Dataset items
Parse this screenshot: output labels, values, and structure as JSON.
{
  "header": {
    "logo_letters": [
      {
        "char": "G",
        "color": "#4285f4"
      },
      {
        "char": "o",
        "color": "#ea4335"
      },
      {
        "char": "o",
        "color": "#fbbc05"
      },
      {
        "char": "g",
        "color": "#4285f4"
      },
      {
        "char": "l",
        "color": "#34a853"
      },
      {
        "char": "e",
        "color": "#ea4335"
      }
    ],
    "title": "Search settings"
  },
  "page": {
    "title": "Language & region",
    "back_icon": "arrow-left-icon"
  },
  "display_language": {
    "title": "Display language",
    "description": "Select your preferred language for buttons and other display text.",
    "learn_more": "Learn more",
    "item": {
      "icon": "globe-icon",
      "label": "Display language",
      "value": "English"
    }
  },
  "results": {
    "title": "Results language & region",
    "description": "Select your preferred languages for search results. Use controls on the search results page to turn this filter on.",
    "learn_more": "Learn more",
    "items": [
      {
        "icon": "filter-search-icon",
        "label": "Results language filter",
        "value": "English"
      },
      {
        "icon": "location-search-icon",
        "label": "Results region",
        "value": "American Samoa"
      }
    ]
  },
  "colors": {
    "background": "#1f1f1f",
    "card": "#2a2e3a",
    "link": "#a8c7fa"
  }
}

What you are asked to do —
Every record above should be output exactly.

Exercise result —
Parse this screenshot: output labels, values, and structure as JSON.
{
  "header": {
    "logo_letters": [
      {
        "char": "G",
        "color": "#4285f4"
      },
      {
        "char": "o",
        "color": "#ea4335"
      },
      {
        "char": "o",
        "color": "#fbbc05"
      },
      {
        "char": "g",
        "color": "#4285f4"
      },
      {
        "char": "l",
        "color": "#34a853"
      },
      {
        "char": "e",
        "color": "#ea4335"
      }
    ],
    "title": "Search settings"
  },
  "page": {
    "title": "Language & region",
    "back_icon": "arrow-left-icon"
  },
  "display_language": {
    "title": "Display language",
    "description": "Select your preferred language for buttons and other display text.",
    "learn_more": "Learn more",
    "item": {
      "icon": "globe-icon",
      "label": "Display language",
      "value": "English"
    }
  },
  "results": {
    "title": "Results language & region",
    "description": "Select your preferred languages for search results. Use controls on the search results page to turn this filter on.",
    "learn_more": "Learn more",
    "items": [
      {
        "icon": "filter-search-icon",
        "label": "Results language filter",
        "value": "English"
      },
      {
        "icon": "location-search-icon",
        "label": "Results region",
        "value": "American Samoa"
      }
    ]
  },
  "colors": {
    "background": "#1f1f1f",
    "card": "#2a2e3a",
    "link": "#a8c7fa"
  }
}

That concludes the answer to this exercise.